= Given exercise =
Present every line in which the string "content" appears.

— START OF Input rows —

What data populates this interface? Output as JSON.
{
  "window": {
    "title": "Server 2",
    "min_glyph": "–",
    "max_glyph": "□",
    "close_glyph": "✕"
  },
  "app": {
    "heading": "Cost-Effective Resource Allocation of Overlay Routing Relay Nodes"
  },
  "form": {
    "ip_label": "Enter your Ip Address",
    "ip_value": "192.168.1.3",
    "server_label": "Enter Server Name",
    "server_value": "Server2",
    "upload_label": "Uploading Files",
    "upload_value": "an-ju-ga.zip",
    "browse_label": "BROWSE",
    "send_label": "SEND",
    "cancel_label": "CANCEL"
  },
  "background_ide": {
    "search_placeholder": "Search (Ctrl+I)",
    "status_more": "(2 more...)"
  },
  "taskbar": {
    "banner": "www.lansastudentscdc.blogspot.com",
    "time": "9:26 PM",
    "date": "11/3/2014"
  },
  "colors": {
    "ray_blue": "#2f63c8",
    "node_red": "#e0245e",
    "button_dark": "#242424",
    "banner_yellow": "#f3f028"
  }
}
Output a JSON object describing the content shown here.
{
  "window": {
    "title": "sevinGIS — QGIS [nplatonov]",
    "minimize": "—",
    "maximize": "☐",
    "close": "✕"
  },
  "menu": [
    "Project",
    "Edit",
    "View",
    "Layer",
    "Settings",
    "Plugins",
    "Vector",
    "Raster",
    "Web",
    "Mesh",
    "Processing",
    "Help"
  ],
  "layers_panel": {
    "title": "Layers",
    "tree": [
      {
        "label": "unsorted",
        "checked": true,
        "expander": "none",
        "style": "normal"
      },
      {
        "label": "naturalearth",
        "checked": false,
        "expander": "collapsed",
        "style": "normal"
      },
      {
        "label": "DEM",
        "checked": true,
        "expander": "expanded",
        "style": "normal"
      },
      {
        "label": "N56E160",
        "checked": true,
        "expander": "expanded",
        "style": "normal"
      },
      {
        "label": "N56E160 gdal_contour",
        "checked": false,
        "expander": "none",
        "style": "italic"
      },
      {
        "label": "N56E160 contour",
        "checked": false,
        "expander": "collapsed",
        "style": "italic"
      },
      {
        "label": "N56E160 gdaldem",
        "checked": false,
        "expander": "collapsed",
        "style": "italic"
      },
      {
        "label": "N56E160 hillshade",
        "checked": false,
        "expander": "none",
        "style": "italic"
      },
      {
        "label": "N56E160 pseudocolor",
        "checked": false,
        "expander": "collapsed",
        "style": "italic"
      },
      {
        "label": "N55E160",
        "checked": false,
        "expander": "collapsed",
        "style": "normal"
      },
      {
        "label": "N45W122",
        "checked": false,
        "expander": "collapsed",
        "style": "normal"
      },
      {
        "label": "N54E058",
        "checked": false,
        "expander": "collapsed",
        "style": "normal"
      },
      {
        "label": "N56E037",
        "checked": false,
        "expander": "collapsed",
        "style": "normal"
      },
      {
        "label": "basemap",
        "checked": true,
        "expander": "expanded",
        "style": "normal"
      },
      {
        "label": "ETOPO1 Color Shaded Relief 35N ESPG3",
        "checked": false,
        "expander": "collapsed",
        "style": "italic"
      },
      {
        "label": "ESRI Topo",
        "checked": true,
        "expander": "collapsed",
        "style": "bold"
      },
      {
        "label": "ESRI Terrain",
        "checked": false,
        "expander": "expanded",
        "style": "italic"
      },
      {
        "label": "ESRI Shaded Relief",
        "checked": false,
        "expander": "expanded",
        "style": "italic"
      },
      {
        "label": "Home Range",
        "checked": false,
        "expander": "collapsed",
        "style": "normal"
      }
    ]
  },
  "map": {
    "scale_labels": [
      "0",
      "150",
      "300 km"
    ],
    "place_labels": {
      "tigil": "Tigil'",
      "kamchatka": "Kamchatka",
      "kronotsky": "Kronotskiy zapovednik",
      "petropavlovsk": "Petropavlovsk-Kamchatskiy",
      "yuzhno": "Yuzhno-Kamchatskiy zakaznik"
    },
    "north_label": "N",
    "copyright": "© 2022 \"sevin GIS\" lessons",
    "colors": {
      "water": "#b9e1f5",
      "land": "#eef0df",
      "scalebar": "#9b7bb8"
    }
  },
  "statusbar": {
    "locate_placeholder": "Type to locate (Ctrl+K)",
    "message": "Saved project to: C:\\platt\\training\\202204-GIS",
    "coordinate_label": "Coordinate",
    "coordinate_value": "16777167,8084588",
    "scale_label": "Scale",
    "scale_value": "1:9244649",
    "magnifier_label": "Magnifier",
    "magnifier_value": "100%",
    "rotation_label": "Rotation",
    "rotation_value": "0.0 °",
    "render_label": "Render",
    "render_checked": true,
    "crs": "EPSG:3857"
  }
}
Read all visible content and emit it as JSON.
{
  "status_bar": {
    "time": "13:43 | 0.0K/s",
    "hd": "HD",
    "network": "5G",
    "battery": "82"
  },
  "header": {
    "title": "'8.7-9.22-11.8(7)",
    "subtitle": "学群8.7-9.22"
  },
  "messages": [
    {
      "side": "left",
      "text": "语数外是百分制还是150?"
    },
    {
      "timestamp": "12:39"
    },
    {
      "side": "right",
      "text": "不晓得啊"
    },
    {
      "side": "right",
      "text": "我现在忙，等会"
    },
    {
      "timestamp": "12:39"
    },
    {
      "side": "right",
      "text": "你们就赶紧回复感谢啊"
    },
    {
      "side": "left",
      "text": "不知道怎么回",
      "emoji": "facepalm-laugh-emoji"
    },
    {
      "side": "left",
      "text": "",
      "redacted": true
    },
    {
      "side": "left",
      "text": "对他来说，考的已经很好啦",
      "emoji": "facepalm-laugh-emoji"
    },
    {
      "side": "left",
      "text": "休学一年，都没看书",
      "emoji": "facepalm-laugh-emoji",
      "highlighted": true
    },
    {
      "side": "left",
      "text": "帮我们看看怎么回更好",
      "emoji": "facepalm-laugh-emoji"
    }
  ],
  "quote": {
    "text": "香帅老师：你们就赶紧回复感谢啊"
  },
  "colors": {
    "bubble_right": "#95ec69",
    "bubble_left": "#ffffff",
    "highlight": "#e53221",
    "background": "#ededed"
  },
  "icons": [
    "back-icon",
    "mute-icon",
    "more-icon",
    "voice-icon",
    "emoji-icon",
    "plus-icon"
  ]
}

— END OF Input rows —

= Answer to this problem =
Output a JSON object describing the content shown here.
Read all visible content and emit it as JSON.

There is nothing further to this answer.